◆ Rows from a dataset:

----------------

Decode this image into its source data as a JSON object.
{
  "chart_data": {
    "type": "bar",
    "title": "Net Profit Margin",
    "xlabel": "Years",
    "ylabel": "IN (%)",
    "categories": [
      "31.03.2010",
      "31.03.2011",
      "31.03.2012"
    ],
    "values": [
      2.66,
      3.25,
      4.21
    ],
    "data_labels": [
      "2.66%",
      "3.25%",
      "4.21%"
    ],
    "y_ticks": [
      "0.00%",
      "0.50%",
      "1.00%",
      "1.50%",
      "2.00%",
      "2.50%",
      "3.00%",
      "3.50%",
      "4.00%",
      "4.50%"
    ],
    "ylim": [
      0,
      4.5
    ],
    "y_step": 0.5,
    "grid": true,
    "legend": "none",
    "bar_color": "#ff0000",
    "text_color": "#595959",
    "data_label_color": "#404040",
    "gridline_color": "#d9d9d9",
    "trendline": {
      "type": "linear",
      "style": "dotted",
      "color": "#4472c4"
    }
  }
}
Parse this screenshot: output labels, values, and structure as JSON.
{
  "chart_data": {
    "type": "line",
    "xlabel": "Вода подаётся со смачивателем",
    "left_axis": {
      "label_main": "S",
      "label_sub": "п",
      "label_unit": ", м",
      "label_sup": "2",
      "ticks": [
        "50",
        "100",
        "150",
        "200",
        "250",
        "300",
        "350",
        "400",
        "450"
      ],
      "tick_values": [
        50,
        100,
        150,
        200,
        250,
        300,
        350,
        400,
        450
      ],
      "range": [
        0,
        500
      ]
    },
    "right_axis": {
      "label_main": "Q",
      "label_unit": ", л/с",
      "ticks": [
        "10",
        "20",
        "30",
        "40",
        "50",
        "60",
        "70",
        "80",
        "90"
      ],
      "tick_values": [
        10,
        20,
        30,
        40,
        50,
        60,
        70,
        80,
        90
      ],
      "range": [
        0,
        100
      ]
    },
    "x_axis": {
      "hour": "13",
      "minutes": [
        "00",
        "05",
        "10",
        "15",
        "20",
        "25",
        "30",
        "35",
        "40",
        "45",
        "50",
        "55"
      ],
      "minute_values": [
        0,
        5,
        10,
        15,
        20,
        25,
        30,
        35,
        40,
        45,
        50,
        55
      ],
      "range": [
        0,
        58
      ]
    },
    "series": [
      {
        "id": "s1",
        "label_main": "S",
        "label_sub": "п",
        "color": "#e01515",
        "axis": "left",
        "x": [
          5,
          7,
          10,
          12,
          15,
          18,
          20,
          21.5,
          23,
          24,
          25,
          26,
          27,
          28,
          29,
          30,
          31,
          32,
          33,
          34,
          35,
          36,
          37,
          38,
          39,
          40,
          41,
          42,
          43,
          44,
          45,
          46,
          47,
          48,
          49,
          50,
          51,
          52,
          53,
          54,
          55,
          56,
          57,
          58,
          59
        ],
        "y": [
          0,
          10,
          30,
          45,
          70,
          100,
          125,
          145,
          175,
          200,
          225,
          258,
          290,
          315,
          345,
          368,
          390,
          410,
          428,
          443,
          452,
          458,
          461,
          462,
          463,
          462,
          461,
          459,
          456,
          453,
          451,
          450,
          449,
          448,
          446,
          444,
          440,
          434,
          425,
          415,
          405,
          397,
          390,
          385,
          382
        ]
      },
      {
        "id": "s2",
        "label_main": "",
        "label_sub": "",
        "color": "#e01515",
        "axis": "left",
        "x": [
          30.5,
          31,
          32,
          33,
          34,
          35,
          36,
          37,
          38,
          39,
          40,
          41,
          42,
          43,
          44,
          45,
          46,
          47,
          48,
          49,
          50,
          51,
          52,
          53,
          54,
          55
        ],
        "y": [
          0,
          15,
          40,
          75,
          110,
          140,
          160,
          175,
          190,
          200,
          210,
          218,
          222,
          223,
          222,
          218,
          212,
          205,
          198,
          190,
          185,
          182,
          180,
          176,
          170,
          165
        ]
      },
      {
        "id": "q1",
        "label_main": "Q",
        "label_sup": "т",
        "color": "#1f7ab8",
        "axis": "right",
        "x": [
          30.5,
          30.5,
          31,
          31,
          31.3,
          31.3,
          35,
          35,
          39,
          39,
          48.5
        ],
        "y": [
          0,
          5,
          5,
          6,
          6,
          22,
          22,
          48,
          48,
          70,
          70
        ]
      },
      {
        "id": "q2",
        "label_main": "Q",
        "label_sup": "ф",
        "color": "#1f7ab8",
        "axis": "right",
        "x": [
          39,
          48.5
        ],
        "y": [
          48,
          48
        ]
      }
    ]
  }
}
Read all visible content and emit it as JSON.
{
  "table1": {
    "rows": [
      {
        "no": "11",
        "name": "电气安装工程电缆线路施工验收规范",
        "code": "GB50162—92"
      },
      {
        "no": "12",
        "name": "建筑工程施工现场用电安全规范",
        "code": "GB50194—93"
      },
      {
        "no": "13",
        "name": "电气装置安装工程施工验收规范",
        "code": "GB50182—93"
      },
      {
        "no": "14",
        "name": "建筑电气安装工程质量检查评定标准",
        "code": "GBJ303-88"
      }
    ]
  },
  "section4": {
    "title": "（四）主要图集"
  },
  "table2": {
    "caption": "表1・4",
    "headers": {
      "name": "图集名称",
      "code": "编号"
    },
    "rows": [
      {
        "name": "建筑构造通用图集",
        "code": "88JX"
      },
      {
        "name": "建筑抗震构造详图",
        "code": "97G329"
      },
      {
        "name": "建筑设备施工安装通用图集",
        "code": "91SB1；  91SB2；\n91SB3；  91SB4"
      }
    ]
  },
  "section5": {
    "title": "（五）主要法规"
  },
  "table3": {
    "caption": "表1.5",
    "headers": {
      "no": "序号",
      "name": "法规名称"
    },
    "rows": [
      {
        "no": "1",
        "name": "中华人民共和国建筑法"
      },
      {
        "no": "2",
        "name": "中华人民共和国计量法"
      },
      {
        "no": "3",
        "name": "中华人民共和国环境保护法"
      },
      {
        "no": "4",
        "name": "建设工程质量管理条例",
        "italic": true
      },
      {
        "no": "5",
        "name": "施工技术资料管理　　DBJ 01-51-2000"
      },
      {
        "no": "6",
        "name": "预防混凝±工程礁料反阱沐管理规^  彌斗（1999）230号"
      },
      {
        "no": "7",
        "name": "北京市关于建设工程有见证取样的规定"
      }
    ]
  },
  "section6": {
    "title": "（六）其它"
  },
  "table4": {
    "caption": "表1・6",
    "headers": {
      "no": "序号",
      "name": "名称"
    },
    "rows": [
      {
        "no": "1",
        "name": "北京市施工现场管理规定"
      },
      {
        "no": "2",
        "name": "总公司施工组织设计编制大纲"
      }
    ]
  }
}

----------------

Using the listing above, work out how many of its lines include "JSON", and give only the result.

◆ EXERCISE ANSWER: 3